Exercise directions: Below are the records; pull every line that includes "page".

Task data:

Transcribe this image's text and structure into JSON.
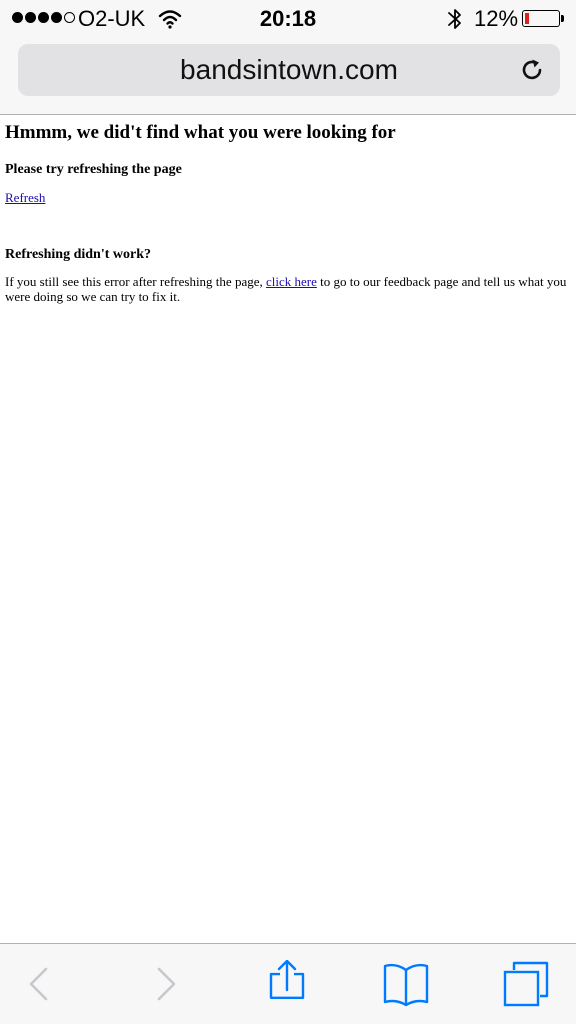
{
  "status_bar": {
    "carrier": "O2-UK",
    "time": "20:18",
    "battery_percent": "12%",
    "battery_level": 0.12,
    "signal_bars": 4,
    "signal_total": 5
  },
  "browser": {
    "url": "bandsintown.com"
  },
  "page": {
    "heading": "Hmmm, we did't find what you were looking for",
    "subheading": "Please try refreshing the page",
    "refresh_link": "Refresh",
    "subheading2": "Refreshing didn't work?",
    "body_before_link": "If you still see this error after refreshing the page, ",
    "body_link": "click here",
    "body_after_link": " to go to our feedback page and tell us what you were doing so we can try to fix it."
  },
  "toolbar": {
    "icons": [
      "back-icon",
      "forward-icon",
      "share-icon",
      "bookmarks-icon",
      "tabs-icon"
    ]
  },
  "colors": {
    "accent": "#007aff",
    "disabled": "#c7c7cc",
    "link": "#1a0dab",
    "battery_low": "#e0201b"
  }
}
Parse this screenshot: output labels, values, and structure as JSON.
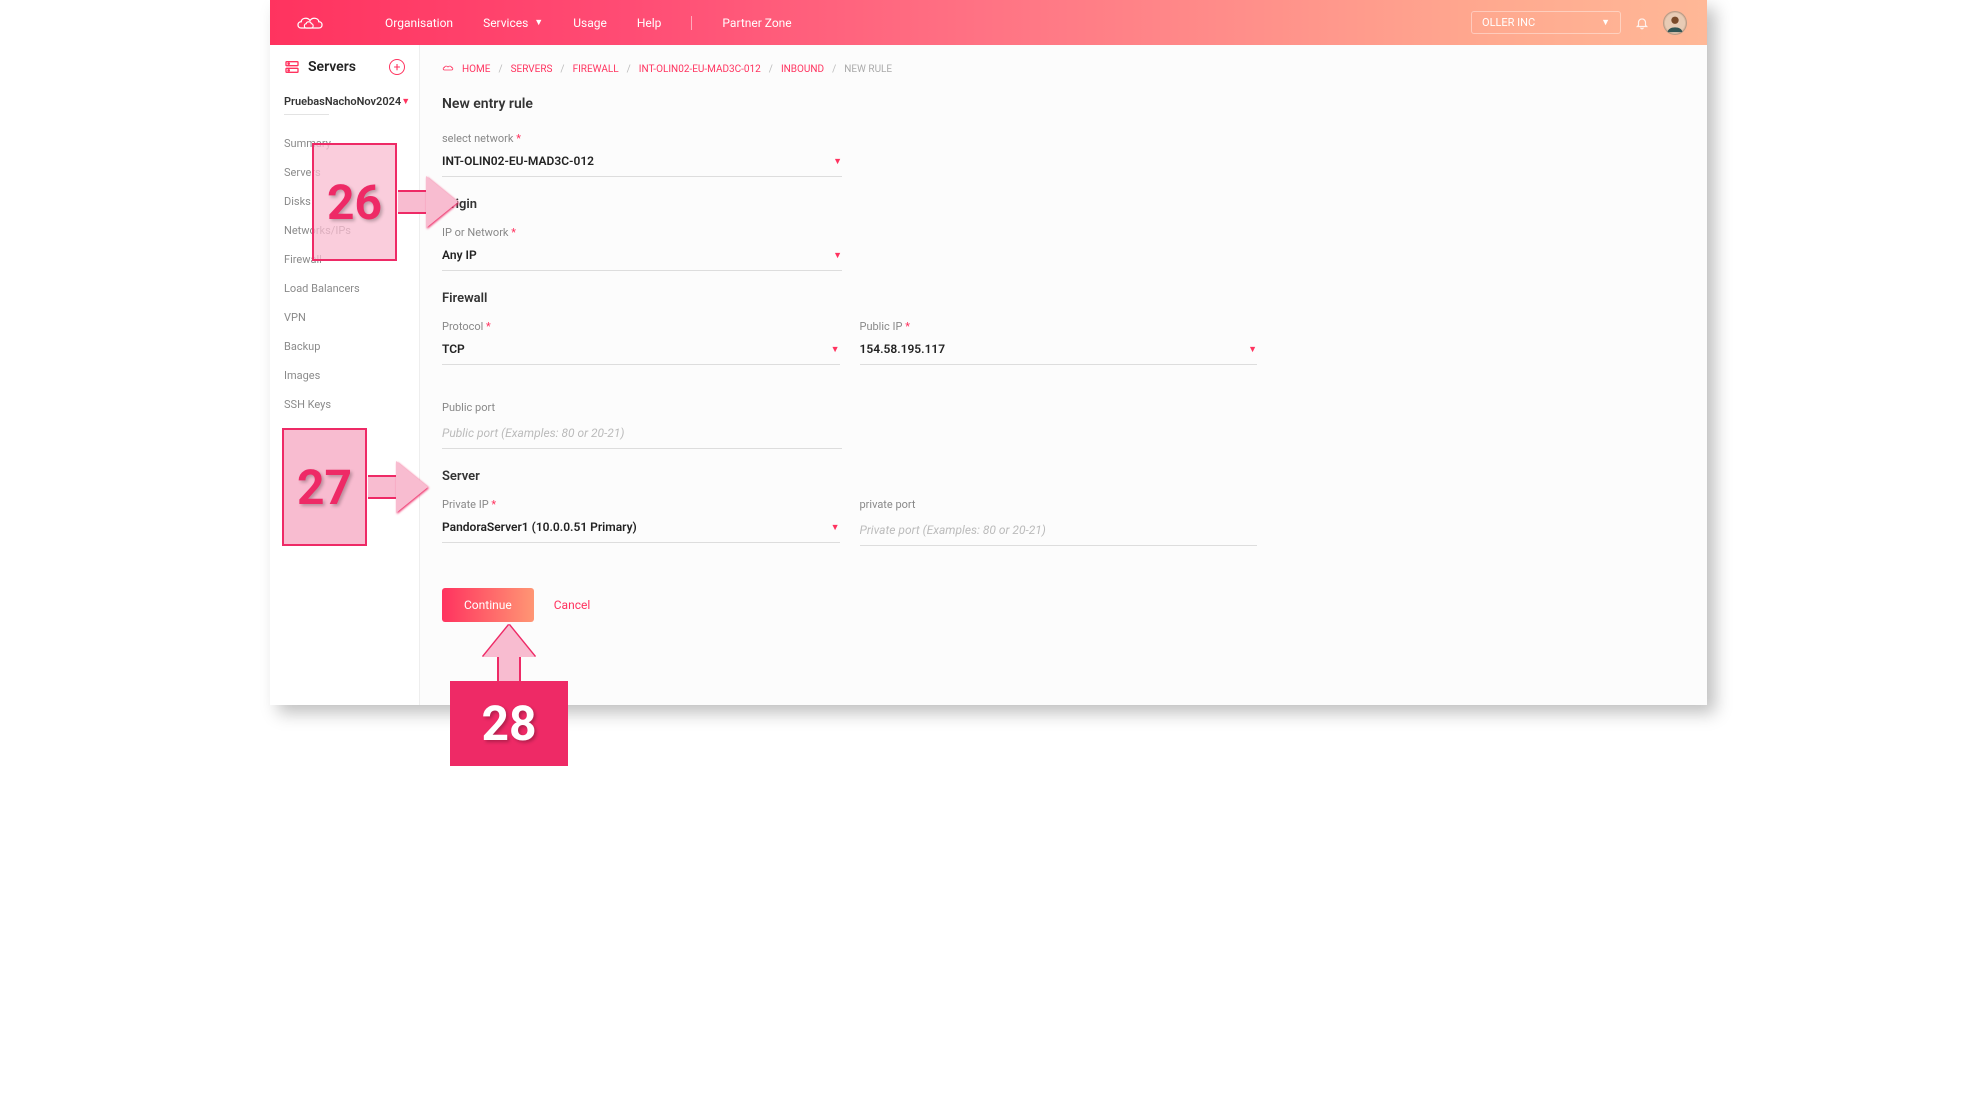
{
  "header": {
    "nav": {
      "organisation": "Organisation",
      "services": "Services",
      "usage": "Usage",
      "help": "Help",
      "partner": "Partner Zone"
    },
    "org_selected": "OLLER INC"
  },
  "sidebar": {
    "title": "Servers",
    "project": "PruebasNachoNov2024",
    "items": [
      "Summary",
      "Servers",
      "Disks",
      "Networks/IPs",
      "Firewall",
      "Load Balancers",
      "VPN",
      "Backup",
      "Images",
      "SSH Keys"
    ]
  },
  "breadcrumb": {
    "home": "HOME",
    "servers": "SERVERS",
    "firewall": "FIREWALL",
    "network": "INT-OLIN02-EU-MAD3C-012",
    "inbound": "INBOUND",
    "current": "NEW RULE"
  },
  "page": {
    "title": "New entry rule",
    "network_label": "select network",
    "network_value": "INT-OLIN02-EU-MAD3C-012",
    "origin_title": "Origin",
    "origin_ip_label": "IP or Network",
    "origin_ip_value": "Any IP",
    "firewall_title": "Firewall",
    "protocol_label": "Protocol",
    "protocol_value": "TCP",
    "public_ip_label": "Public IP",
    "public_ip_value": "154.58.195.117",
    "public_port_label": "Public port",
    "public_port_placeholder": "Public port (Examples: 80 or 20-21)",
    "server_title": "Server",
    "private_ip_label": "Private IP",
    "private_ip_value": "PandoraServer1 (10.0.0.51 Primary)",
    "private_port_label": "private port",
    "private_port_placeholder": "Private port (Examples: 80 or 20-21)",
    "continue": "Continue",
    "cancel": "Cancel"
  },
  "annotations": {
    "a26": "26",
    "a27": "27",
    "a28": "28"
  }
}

Problem solution:
  "page": {
    "subheading": "Please try refreshing the page",
    "body_before_link": "If you still see this error after refreshing the page, ",
    "body_after_link": " to go to our feedback page and tell us what you were doing so we can try to fix it."
  "page": {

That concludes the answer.